> **Stated goal**
Produce an exact copy of all the data below, dropping every image.
** start Records shown **
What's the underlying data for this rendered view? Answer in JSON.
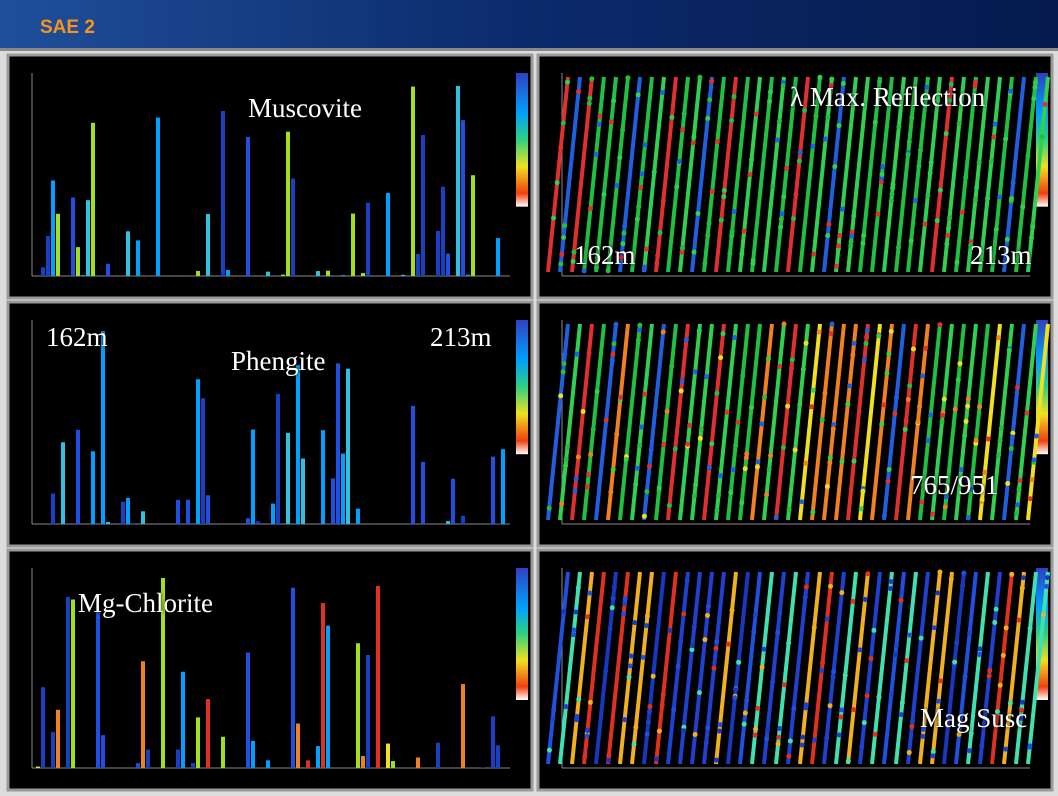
{
  "header": {
    "title": "SAE 2"
  },
  "panels": [
    {
      "labels": [
        "Muscovite"
      ]
    },
    {
      "labels": [
        "λ Max. Reflection",
        "162m",
        "213m"
      ]
    },
    {
      "labels": [
        "162m",
        "Phengite",
        "213m"
      ]
    },
    {
      "labels": [
        "765/951"
      ]
    },
    {
      "labels": [
        "Mg-Chlorite"
      ]
    },
    {
      "labels": [
        "Mag Susc"
      ]
    }
  ]
}
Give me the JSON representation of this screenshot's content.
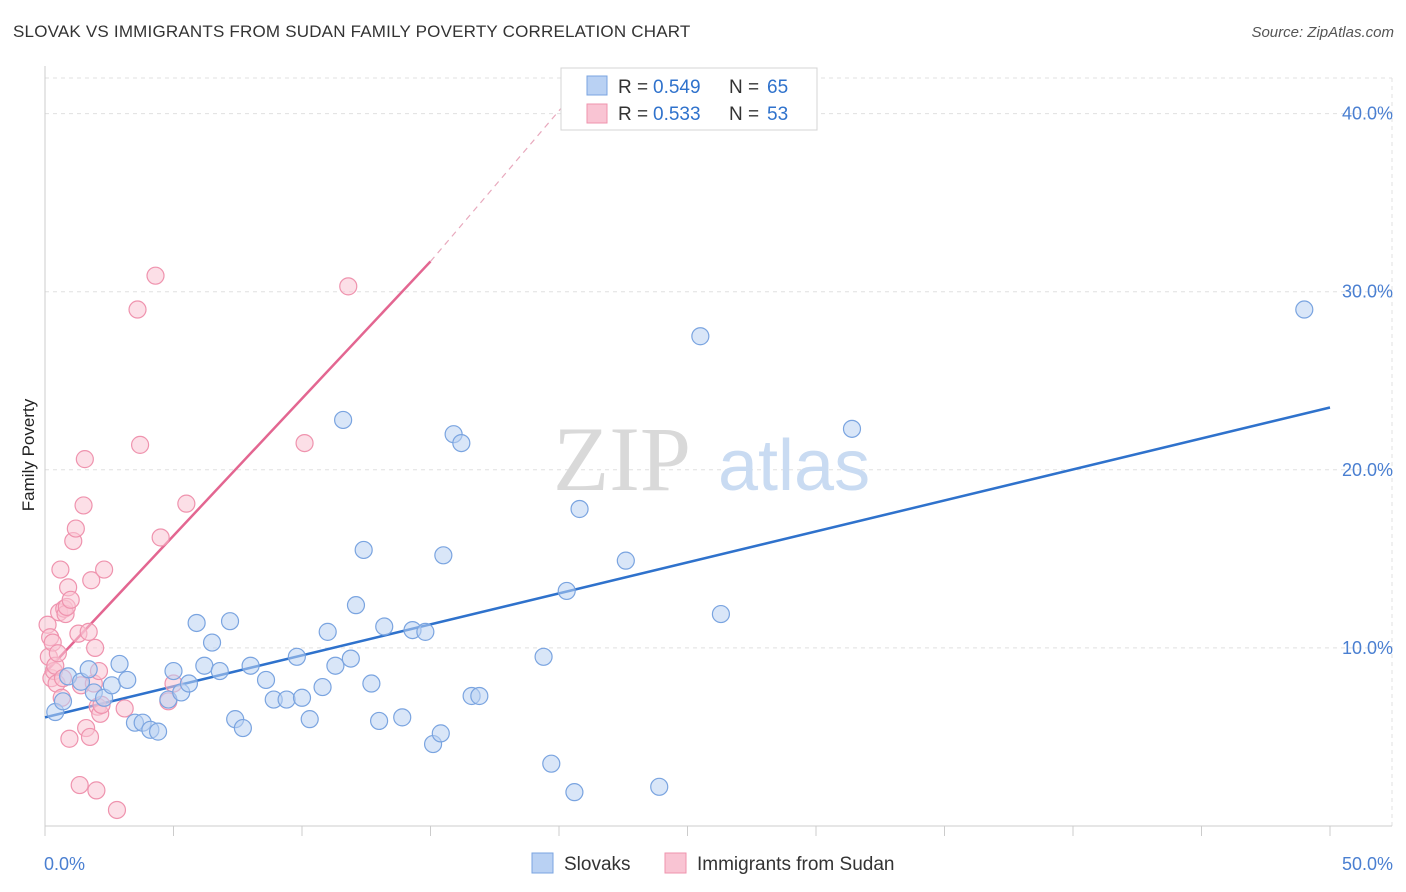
{
  "title": "SLOVAK VS IMMIGRANTS FROM SUDAN FAMILY POVERTY CORRELATION CHART",
  "source": "Source: ZipAtlas.com",
  "watermark": {
    "zip": "ZIP",
    "atlas": "atlas"
  },
  "legend": {
    "r_label": "R =",
    "n_label": "N =",
    "entries": [
      {
        "r": "0.549",
        "n": "65",
        "fill": "#b9d1f3",
        "stroke": "#7aa4e0"
      },
      {
        "r": "0.533",
        "n": "53",
        "fill": "#f9c4d3",
        "stroke": "#ef93ae"
      }
    ]
  },
  "chart_data": {
    "type": "scatter",
    "xlabel": "",
    "ylabel": "Family Poverty",
    "xlim": [
      0,
      50
    ],
    "ylim": [
      0,
      42
    ],
    "x_tick_labels": [
      "0.0%",
      "50.0%"
    ],
    "y_ticks": [
      10,
      20,
      30,
      40
    ],
    "y_tick_labels": [
      "10.0%",
      "20.0%",
      "30.0%",
      "40.0%"
    ],
    "grid": true,
    "legend_position": "top-center",
    "series": [
      {
        "name": "Slovaks",
        "color": "#7aa4e0",
        "fill": "#b9d1f3",
        "line_color": "#2f72cc",
        "trend": {
          "x0": 0,
          "y0": 6.1,
          "x1": 50,
          "y1": 23.5
        },
        "points": [
          [
            0.4,
            6.4
          ],
          [
            0.7,
            7.0
          ],
          [
            0.9,
            8.4
          ],
          [
            1.4,
            8.1
          ],
          [
            1.7,
            8.8
          ],
          [
            1.9,
            7.5
          ],
          [
            2.3,
            7.2
          ],
          [
            2.6,
            7.9
          ],
          [
            2.9,
            9.1
          ],
          [
            3.2,
            8.2
          ],
          [
            3.5,
            5.8
          ],
          [
            3.8,
            5.8
          ],
          [
            4.1,
            5.4
          ],
          [
            4.4,
            5.3
          ],
          [
            4.8,
            7.1
          ],
          [
            5.0,
            8.7
          ],
          [
            5.3,
            7.5
          ],
          [
            5.6,
            8.0
          ],
          [
            5.9,
            11.4
          ],
          [
            6.2,
            9.0
          ],
          [
            6.5,
            10.3
          ],
          [
            6.8,
            8.7
          ],
          [
            7.2,
            11.5
          ],
          [
            7.4,
            6.0
          ],
          [
            7.7,
            5.5
          ],
          [
            8.0,
            9.0
          ],
          [
            8.6,
            8.2
          ],
          [
            8.9,
            7.1
          ],
          [
            9.4,
            7.1
          ],
          [
            9.8,
            9.5
          ],
          [
            10.0,
            7.2
          ],
          [
            10.3,
            6.0
          ],
          [
            10.8,
            7.8
          ],
          [
            11.0,
            10.9
          ],
          [
            11.3,
            9.0
          ],
          [
            11.6,
            22.8
          ],
          [
            11.9,
            9.4
          ],
          [
            12.1,
            12.4
          ],
          [
            12.4,
            15.5
          ],
          [
            12.7,
            8.0
          ],
          [
            13.0,
            5.9
          ],
          [
            13.2,
            11.2
          ],
          [
            13.9,
            6.1
          ],
          [
            14.3,
            11.0
          ],
          [
            14.8,
            10.9
          ],
          [
            15.1,
            4.6
          ],
          [
            15.4,
            5.2
          ],
          [
            15.5,
            15.2
          ],
          [
            15.9,
            22.0
          ],
          [
            16.2,
            21.5
          ],
          [
            16.6,
            7.3
          ],
          [
            16.9,
            7.3
          ],
          [
            19.4,
            9.5
          ],
          [
            19.7,
            3.5
          ],
          [
            20.3,
            13.2
          ],
          [
            20.6,
            1.9
          ],
          [
            20.8,
            17.8
          ],
          [
            22.6,
            14.9
          ],
          [
            23.9,
            2.2
          ],
          [
            25.5,
            27.5
          ],
          [
            26.3,
            11.9
          ],
          [
            31.4,
            22.3
          ],
          [
            49.0,
            29.0
          ]
        ]
      },
      {
        "name": "Immigrants from Sudan",
        "color": "#ef93ae",
        "fill": "#f9c4d3",
        "line_color": "#e36691",
        "trend": {
          "x0": 0,
          "y0": 8.6,
          "x1": 15,
          "y1": 31.7
        },
        "trend_ext": {
          "x0": 15,
          "y0": 31.7,
          "x1": 20.2,
          "y1": 40.5
        },
        "points": [
          [
            0.1,
            11.3
          ],
          [
            0.15,
            9.5
          ],
          [
            0.2,
            10.6
          ],
          [
            0.25,
            8.3
          ],
          [
            0.3,
            10.3
          ],
          [
            0.35,
            8.7
          ],
          [
            0.4,
            9.0
          ],
          [
            0.45,
            8.0
          ],
          [
            0.5,
            9.7
          ],
          [
            0.55,
            12.0
          ],
          [
            0.6,
            14.4
          ],
          [
            0.65,
            7.2
          ],
          [
            0.7,
            8.3
          ],
          [
            0.75,
            12.2
          ],
          [
            0.8,
            11.9
          ],
          [
            0.85,
            12.3
          ],
          [
            0.9,
            13.4
          ],
          [
            0.95,
            4.9
          ],
          [
            1.0,
            12.7
          ],
          [
            1.1,
            16.0
          ],
          [
            1.2,
            16.7
          ],
          [
            1.3,
            10.8
          ],
          [
            1.35,
            2.3
          ],
          [
            1.4,
            7.9
          ],
          [
            1.5,
            18.0
          ],
          [
            1.55,
            20.6
          ],
          [
            1.6,
            5.5
          ],
          [
            1.7,
            10.9
          ],
          [
            1.75,
            5.0
          ],
          [
            1.8,
            13.8
          ],
          [
            1.9,
            8.0
          ],
          [
            1.95,
            10.0
          ],
          [
            2.0,
            2.0
          ],
          [
            2.05,
            6.7
          ],
          [
            2.1,
            8.7
          ],
          [
            2.15,
            6.3
          ],
          [
            2.2,
            6.8
          ],
          [
            2.3,
            14.4
          ],
          [
            2.8,
            0.9
          ],
          [
            3.1,
            6.6
          ],
          [
            3.6,
            29.0
          ],
          [
            3.7,
            21.4
          ],
          [
            4.3,
            30.9
          ],
          [
            4.5,
            16.2
          ],
          [
            4.8,
            7.0
          ],
          [
            5.0,
            8.0
          ],
          [
            5.5,
            18.1
          ],
          [
            10.1,
            21.5
          ],
          [
            11.8,
            30.3
          ]
        ]
      }
    ]
  }
}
** end Records shown **
> **Worked solution**
What's the underlying data for this rendered view? Answer in JSON.
{
  "header": {
    "title": "SAE 2"
  },
  "panels": [
    {
      "labels": [
        "Muscovite"
      ]
    },
    {
      "labels": [
        "λ Max. Reflection",
        "162m",
        "213m"
      ]
    },
    {
      "labels": [
        "162m",
        "Phengite",
        "213m"
      ]
    },
    {
      "labels": [
        "765/951"
      ]
    },
    {
      "labels": [
        "Mg-Chlorite"
      ]
    },
    {
      "labels": [
        "Mag Susc"
      ]
    }
  ]
}
Give me the JSON representation of this screenshot's content.
{
  "title": "SLOVAK VS IMMIGRANTS FROM SUDAN FAMILY POVERTY CORRELATION CHART",
  "source": "Source: ZipAtlas.com",
  "watermark": {
    "zip": "ZIP",
    "atlas": "atlas"
  },
  "legend": {
    "r_label": "R =",
    "n_label": "N =",
    "entries": [
      {
        "r": "0.549",
        "n": "65",
        "fill": "#b9d1f3",
        "stroke": "#7aa4e0"
      },
      {
        "r": "0.533",
        "n": "53",
        "fill": "#f9c4d3",
        "stroke": "#ef93ae"
      }
    ]
  },
  "chart_data": {
    "type": "scatter",
    "xlabel": "",
    "ylabel": "Family Poverty",
    "xlim": [
      0,
      50
    ],
    "ylim": [
      0,
      42
    ],
    "x_tick_labels": [
      "0.0%",
      "50.0%"
    ],
    "y_ticks": [
      10,
      20,
      30,
      40
    ],
    "y_tick_labels": [
      "10.0%",
      "20.0%",
      "30.0%",
      "40.0%"
    ],
    "grid": true,
    "legend_position": "top-center",
    "series": [
      {
        "name": "Slovaks",
        "color": "#7aa4e0",
        "fill": "#b9d1f3",
        "line_color": "#2f72cc",
        "trend": {
          "x0": 0,
          "y0": 6.1,
          "x1": 50,
          "y1": 23.5
        },
        "points": [
          [
            0.4,
            6.4
          ],
          [
            0.7,
            7.0
          ],
          [
            0.9,
            8.4
          ],
          [
            1.4,
            8.1
          ],
          [
            1.7,
            8.8
          ],
          [
            1.9,
            7.5
          ],
          [
            2.3,
            7.2
          ],
          [
            2.6,
            7.9
          ],
          [
            2.9,
            9.1
          ],
          [
            3.2,
            8.2
          ],
          [
            3.5,
            5.8
          ],
          [
            3.8,
            5.8
          ],
          [
            4.1,
            5.4
          ],
          [
            4.4,
            5.3
          ],
          [
            4.8,
            7.1
          ],
          [
            5.0,
            8.7
          ],
          [
            5.3,
            7.5
          ],
          [
            5.6,
            8.0
          ],
          [
            5.9,
            11.4
          ],
          [
            6.2,
            9.0
          ],
          [
            6.5,
            10.3
          ],
          [
            6.8,
            8.7
          ],
          [
            7.2,
            11.5
          ],
          [
            7.4,
            6.0
          ],
          [
            7.7,
            5.5
          ],
          [
            8.0,
            9.0
          ],
          [
            8.6,
            8.2
          ],
          [
            8.9,
            7.1
          ],
          [
            9.4,
            7.1
          ],
          [
            9.8,
            9.5
          ],
          [
            10.0,
            7.2
          ],
          [
            10.3,
            6.0
          ],
          [
            10.8,
            7.8
          ],
          [
            11.0,
            10.9
          ],
          [
            11.3,
            9.0
          ],
          [
            11.6,
            22.8
          ],
          [
            11.9,
            9.4
          ],
          [
            12.1,
            12.4
          ],
          [
            12.4,
            15.5
          ],
          [
            12.7,
            8.0
          ],
          [
            13.0,
            5.9
          ],
          [
            13.2,
            11.2
          ],
          [
            13.9,
            6.1
          ],
          [
            14.3,
            11.0
          ],
          [
            14.8,
            10.9
          ],
          [
            15.1,
            4.6
          ],
          [
            15.4,
            5.2
          ],
          [
            15.5,
            15.2
          ],
          [
            15.9,
            22.0
          ],
          [
            16.2,
            21.5
          ],
          [
            16.6,
            7.3
          ],
          [
            16.9,
            7.3
          ],
          [
            19.4,
            9.5
          ],
          [
            19.7,
            3.5
          ],
          [
            20.3,
            13.2
          ],
          [
            20.6,
            1.9
          ],
          [
            20.8,
            17.8
          ],
          [
            22.6,
            14.9
          ],
          [
            23.9,
            2.2
          ],
          [
            25.5,
            27.5
          ],
          [
            26.3,
            11.9
          ],
          [
            31.4,
            22.3
          ],
          [
            49.0,
            29.0
          ]
        ]
      },
      {
        "name": "Immigrants from Sudan",
        "color": "#ef93ae",
        "fill": "#f9c4d3",
        "line_color": "#e36691",
        "trend": {
          "x0": 0,
          "y0": 8.6,
          "x1": 15,
          "y1": 31.7
        },
        "trend_ext": {
          "x0": 15,
          "y0": 31.7,
          "x1": 20.2,
          "y1": 40.5
        },
        "points": [
          [
            0.1,
            11.3
          ],
          [
            0.15,
            9.5
          ],
          [
            0.2,
            10.6
          ],
          [
            0.25,
            8.3
          ],
          [
            0.3,
            10.3
          ],
          [
            0.35,
            8.7
          ],
          [
            0.4,
            9.0
          ],
          [
            0.45,
            8.0
          ],
          [
            0.5,
            9.7
          ],
          [
            0.55,
            12.0
          ],
          [
            0.6,
            14.4
          ],
          [
            0.65,
            7.2
          ],
          [
            0.7,
            8.3
          ],
          [
            0.75,
            12.2
          ],
          [
            0.8,
            11.9
          ],
          [
            0.85,
            12.3
          ],
          [
            0.9,
            13.4
          ],
          [
            0.95,
            4.9
          ],
          [
            1.0,
            12.7
          ],
          [
            1.1,
            16.0
          ],
          [
            1.2,
            16.7
          ],
          [
            1.3,
            10.8
          ],
          [
            1.35,
            2.3
          ],
          [
            1.4,
            7.9
          ],
          [
            1.5,
            18.0
          ],
          [
            1.55,
            20.6
          ],
          [
            1.6,
            5.5
          ],
          [
            1.7,
            10.9
          ],
          [
            1.75,
            5.0
          ],
          [
            1.8,
            13.8
          ],
          [
            1.9,
            8.0
          ],
          [
            1.95,
            10.0
          ],
          [
            2.0,
            2.0
          ],
          [
            2.05,
            6.7
          ],
          [
            2.1,
            8.7
          ],
          [
            2.15,
            6.3
          ],
          [
            2.2,
            6.8
          ],
          [
            2.3,
            14.4
          ],
          [
            2.8,
            0.9
          ],
          [
            3.1,
            6.6
          ],
          [
            3.6,
            29.0
          ],
          [
            3.7,
            21.4
          ],
          [
            4.3,
            30.9
          ],
          [
            4.5,
            16.2
          ],
          [
            4.8,
            7.0
          ],
          [
            5.0,
            8.0
          ],
          [
            5.5,
            18.1
          ],
          [
            10.1,
            21.5
          ],
          [
            11.8,
            30.3
          ]
        ]
      }
    ]
  }
}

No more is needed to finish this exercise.